CHALLENGE -> Transcribe all of the material below word for word and leave out its pictures.

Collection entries
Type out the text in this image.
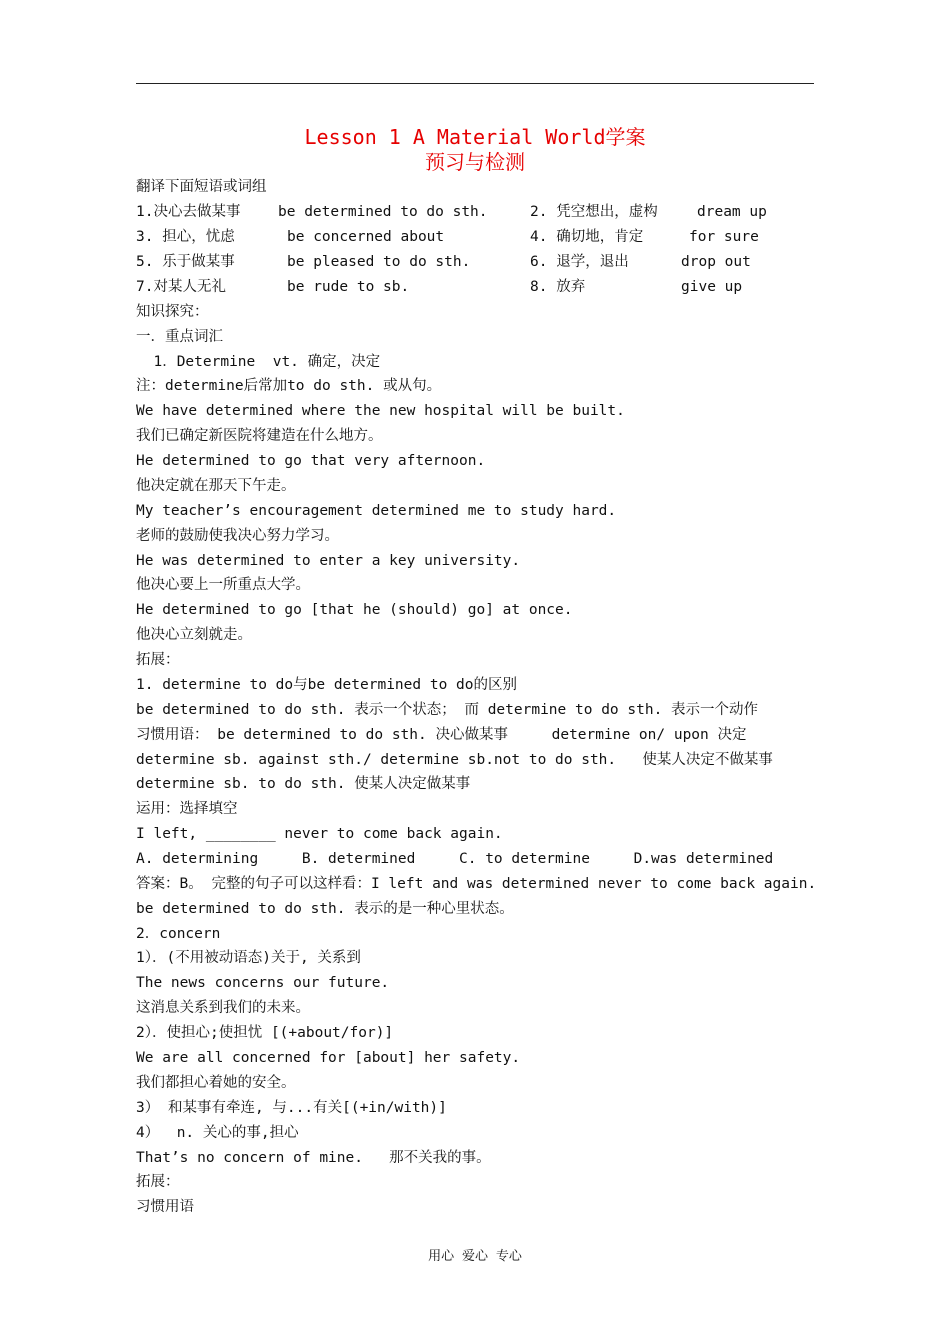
Lesson 1 A Material World学案
预习与检测
翻译下面短语或词组
1.决心去做某事	be determined to do sth.	2. 凭空想出，虚构	dream up
3. 担心，忧虑	be concerned about	4. 确切地，肯定	for sure
5. 乐于做某事	be pleased to do sth.	6. 退学，退出	drop out
7.对某人无礼	be rude to sb.	8. 放弃	give up
知识探究：
一．重点词汇
1．Determine  vt. 确定，决定
注：determine后常加to do sth. 或从句。
We have determined where the new hospital will be built.
我们已确定新医院将建造在什么地方。
He determined to go that very afternoon.
他决定就在那天下午走。
My teacher’s encouragement determined me to study hard.
老师的鼓励使我决心努力学习。
He was determined to enter a key university.
他决心要上一所重点大学。
He determined to go [that he (should) go] at once.
他决心立刻就走。
拓展：
1. determine to do与be determined to do的区别
be determined to do sth. 表示一个状态； 而 determine to do sth. 表示一个动作
习惯用语： be determined to do sth. 决心做某事     determine on/ upon 决定
determine sb. against sth./ determine sb.not to do sth.   使某人决定不做某事
determine sb. to do sth. 使某人决定做某事
运用：选择填空
I left, ________ never to come back again.
A. determining     B. determined     C. to determine     D.was determined
答案：B。 完整的句子可以这样看：I left and was determined never to come back again.
be determined to do sth. 表示的是一种心里状态。
2．concern
1）．(不用被动语态)关于, 关系到
The news concerns our future.
这消息关系到我们的未来。
2）．使担心;使担忧 [(+about/for)]
We are all concerned for [about] her safety.
我们都担心着她的安全。
3） 和某事有牵连, 与...有关[(+in/with)]
4）  n. 关心的事,担心
That’s no concern of mine.   那不关我的事。
拓展：
习惯用语
用心 爱心 专心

TASK RESPONSE ->
Type out the text in this image.
Lesson 1 A Material World学案
预习与检测
翻译下面短语或词组
1.决心去做某事	be determined to do sth.	2. 凭空想出，虚构	dream up
3. 担心，忧虑	be concerned about	4. 确切地，肯定	for sure
5. 乐于做某事	be pleased to do sth.	6. 退学，退出	drop out
7.对某人无礼	be rude to sb.	8. 放弃	give up
知识探究：
一．重点词汇
1．Determine  vt. 确定，决定
注：determine后常加to do sth. 或从句。
We have determined where the new hospital will be built.
我们已确定新医院将建造在什么地方。
He determined to go that very afternoon.
他决定就在那天下午走。
My teacher’s encouragement determined me to study hard.
老师的鼓励使我决心努力学习。
He was determined to enter a key university.
他决心要上一所重点大学。
He determined to go [that he (should) go] at once.
他决心立刻就走。
拓展：
1. determine to do与be determined to do的区别
be determined to do sth. 表示一个状态； 而 determine to do sth. 表示一个动作
习惯用语： be determined to do sth. 决心做某事     determine on/ upon 决定
determine sb. against sth./ determine sb.not to do sth.   使某人决定不做某事
determine sb. to do sth. 使某人决定做某事
运用：选择填空
I left, ________ never to come back again.
A. determining     B. determined     C. to determine     D.was determined
答案：B。 完整的句子可以这样看：I left and was determined never to come back again.
be determined to do sth. 表示的是一种心里状态。
2．concern
1）．(不用被动语态)关于, 关系到
The news concerns our future.
这消息关系到我们的未来。
2）．使担心;使担忧 [(+about/for)]
We are all concerned for [about] her safety.
我们都担心着她的安全。
3） 和某事有牵连, 与...有关[(+in/with)]
4）  n. 关心的事,担心
That’s no concern of mine.   那不关我的事。
拓展：
习惯用语
用心 爱心 专心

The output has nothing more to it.